Write out, word for word, every line from the one containing "Enumerate this screenshot's" through the last line of the records below, both ends included.

--- START OF Record excerpts ---

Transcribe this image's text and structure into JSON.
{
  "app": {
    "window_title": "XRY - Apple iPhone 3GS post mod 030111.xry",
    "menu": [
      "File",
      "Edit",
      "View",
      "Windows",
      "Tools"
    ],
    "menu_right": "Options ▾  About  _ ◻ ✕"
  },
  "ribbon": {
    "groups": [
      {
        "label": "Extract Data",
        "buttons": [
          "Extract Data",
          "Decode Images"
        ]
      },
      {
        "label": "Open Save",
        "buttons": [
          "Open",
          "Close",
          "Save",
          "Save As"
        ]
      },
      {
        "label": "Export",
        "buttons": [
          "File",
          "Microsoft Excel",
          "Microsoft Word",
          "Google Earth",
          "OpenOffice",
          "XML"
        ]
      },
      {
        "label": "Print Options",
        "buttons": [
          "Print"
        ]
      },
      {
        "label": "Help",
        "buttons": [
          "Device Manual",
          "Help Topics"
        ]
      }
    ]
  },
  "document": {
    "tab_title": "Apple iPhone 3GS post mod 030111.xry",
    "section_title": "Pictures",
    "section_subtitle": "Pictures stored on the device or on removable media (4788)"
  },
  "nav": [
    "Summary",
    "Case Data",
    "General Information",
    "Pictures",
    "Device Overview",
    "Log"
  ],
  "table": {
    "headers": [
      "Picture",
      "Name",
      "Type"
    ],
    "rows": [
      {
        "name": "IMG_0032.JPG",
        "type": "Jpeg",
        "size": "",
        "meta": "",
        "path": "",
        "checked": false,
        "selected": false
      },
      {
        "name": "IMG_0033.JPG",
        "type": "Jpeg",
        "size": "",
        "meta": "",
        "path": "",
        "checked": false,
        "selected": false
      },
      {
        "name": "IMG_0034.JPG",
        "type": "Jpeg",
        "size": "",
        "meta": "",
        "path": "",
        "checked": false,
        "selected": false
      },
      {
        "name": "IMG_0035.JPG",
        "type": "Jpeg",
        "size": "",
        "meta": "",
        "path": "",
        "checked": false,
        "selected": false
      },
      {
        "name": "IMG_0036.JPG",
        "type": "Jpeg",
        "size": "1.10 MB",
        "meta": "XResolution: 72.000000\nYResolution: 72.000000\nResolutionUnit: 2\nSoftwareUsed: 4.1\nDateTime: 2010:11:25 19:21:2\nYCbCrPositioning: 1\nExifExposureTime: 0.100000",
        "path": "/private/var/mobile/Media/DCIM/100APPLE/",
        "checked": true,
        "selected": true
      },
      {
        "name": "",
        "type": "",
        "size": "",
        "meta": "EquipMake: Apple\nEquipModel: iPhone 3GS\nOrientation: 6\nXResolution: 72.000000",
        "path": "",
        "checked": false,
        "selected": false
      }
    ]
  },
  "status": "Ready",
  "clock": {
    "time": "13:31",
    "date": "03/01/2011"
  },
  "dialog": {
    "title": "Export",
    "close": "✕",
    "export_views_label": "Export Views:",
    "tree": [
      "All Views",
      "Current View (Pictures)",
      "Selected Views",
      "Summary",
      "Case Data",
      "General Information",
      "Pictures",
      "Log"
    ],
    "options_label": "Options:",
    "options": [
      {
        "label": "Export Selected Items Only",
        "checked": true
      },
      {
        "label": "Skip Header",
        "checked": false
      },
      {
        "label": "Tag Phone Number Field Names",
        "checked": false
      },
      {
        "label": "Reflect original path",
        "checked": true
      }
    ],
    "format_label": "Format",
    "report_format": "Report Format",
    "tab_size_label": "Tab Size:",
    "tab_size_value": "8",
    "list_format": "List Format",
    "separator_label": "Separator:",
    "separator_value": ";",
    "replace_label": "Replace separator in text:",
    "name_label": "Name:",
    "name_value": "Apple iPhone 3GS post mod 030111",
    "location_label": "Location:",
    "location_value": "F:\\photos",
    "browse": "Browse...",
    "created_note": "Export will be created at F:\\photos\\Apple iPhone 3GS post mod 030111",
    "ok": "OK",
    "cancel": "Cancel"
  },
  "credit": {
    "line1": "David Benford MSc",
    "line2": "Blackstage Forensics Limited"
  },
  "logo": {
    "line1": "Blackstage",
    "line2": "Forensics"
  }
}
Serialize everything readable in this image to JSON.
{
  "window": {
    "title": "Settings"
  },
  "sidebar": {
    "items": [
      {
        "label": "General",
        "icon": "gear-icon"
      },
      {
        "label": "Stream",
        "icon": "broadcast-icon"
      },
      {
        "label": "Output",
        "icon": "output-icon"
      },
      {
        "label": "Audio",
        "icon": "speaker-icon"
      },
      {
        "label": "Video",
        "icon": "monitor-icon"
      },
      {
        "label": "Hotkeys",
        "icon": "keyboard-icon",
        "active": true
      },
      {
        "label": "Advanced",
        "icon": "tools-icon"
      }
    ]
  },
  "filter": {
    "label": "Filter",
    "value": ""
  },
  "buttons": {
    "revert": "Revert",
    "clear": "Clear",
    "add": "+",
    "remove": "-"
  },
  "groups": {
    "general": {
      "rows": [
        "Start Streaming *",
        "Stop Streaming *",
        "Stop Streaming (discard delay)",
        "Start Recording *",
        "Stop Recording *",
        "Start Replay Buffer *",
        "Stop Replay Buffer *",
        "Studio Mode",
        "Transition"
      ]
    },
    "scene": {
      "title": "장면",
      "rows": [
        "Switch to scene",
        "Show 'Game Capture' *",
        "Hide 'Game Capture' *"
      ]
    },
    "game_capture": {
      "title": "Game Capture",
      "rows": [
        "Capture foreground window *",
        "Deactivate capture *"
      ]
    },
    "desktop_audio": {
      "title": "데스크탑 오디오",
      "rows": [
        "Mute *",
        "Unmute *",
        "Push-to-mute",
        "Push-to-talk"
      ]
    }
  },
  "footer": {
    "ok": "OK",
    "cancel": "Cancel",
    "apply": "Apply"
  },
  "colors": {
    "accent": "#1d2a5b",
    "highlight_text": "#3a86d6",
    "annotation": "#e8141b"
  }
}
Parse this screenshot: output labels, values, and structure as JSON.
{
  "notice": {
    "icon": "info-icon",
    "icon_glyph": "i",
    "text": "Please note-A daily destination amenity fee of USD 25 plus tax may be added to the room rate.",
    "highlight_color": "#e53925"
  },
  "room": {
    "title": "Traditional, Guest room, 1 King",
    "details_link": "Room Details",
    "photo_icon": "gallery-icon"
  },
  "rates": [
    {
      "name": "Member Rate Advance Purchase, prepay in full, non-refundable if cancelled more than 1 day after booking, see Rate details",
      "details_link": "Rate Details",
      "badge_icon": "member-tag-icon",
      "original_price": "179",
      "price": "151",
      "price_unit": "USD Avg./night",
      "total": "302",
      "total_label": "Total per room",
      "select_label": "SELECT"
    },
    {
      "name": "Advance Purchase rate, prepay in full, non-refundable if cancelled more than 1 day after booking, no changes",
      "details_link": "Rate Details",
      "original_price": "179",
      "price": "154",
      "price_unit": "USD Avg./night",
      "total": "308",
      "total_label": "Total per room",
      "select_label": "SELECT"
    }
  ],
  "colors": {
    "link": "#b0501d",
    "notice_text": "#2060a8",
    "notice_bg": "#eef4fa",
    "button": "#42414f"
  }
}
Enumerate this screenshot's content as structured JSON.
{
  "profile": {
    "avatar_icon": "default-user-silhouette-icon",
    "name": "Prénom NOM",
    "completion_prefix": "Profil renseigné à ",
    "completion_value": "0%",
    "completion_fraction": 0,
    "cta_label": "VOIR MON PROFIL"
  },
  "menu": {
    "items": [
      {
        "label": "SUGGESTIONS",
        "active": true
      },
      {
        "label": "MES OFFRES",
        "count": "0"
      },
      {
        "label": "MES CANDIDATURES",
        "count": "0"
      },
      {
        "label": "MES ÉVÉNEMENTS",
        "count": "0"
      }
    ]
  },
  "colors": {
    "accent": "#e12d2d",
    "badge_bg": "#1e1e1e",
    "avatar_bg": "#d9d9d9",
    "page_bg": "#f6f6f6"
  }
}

--- END OF Record excerpts ---

_Correct output_.
Enumerate this screenshot's content as structured JSON.
{
  "profile": {
    "avatar_icon": "default-user-silhouette-icon",
    "name": "Prénom NOM",
    "completion_prefix": "Profil renseigné à ",
    "completion_value": "0%",
    "completion_fraction": 0,
    "cta_label": "VOIR MON PROFIL"
  },
  "menu": {
    "items": [
      {
        "label": "SUGGESTIONS",
        "active": true
      },
      {
        "label": "MES OFFRES",
        "count": "0"
      },
      {
        "label": "MES CANDIDATURES",
        "count": "0"
      },
      {
        "label": "MES ÉVÉNEMENTS",
        "count": "0"
      }
    ]
  },
  "colors": {
    "accent": "#e12d2d",
    "badge_bg": "#1e1e1e",
    "avatar_bg": "#d9d9d9",
    "page_bg": "#f6f6f6"
  }
}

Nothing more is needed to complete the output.